— START OF Dataset entries —
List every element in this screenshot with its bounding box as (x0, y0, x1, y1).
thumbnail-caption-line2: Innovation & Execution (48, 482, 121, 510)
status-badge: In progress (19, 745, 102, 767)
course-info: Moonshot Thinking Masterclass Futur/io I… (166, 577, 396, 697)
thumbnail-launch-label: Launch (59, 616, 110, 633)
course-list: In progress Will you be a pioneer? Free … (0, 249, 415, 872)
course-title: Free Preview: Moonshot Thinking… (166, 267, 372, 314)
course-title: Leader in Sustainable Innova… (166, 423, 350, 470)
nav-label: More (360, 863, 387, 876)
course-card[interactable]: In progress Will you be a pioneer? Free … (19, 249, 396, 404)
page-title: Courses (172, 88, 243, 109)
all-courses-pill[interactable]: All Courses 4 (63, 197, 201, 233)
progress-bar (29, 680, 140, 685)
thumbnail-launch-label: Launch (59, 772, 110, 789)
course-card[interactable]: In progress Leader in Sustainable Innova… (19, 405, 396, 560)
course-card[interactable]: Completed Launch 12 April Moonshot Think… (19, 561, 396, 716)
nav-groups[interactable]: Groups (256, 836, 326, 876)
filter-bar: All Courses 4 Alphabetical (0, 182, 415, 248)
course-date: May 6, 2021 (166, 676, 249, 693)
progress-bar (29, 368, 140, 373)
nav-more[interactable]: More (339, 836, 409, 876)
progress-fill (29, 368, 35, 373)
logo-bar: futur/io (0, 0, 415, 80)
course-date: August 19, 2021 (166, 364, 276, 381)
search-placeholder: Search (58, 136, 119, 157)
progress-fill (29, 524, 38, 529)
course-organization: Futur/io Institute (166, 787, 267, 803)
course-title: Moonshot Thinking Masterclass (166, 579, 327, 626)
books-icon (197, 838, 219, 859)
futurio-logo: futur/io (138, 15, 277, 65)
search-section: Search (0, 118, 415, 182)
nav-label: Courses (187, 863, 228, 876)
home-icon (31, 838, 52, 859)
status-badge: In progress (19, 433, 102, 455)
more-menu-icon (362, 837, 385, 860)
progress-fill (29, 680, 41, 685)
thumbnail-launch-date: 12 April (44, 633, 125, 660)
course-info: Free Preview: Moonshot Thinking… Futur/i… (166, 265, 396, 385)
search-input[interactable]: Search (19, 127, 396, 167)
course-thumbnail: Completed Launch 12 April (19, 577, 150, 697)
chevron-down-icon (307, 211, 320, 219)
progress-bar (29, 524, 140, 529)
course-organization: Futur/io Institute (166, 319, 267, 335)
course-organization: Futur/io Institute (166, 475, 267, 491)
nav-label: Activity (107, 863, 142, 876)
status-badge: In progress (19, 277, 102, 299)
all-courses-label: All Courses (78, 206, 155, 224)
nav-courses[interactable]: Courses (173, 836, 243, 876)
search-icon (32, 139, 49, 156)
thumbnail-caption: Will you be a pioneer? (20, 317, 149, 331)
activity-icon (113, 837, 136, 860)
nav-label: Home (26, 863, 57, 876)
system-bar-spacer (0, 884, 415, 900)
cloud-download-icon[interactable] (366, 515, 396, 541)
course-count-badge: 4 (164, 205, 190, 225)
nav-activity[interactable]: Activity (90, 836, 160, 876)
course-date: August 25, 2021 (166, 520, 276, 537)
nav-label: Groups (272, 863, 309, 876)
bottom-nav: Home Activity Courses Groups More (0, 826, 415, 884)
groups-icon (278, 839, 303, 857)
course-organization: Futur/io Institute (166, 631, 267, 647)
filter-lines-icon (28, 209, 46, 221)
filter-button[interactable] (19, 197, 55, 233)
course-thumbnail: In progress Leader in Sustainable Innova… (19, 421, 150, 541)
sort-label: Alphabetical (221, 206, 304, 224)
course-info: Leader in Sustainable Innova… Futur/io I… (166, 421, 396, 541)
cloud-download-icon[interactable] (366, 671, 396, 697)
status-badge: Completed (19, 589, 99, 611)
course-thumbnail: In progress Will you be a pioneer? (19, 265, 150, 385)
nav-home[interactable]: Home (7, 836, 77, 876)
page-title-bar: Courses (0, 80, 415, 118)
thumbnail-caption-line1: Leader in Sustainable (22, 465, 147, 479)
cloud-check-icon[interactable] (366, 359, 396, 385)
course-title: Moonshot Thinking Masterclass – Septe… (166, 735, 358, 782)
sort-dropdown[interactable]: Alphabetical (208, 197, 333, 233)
— END OF Dataset entries —
_Aim:_
Reproduce the rows from the first one through the row containing "nav-label: More (360, 863, 387, 876)", changing "course-title" to "heading" and leaving everything else as is.

_In response:_
List every element in this screenshot with its bounding box as (x0, y0, x1, y1).
thumbnail-caption-line2: Innovation & Execution (48, 482, 121, 510)
status-badge: In progress (19, 745, 102, 767)
course-info: Moonshot Thinking Masterclass Futur/io I… (166, 577, 396, 697)
thumbnail-launch-label: Launch (59, 616, 110, 633)
course-list: In progress Will you be a pioneer? Free … (0, 249, 415, 872)
heading: Free Preview: Moonshot Thinking… (166, 267, 372, 314)
heading: Leader in Sustainable Innova… (166, 423, 350, 470)
nav-label: More (360, 863, 387, 876)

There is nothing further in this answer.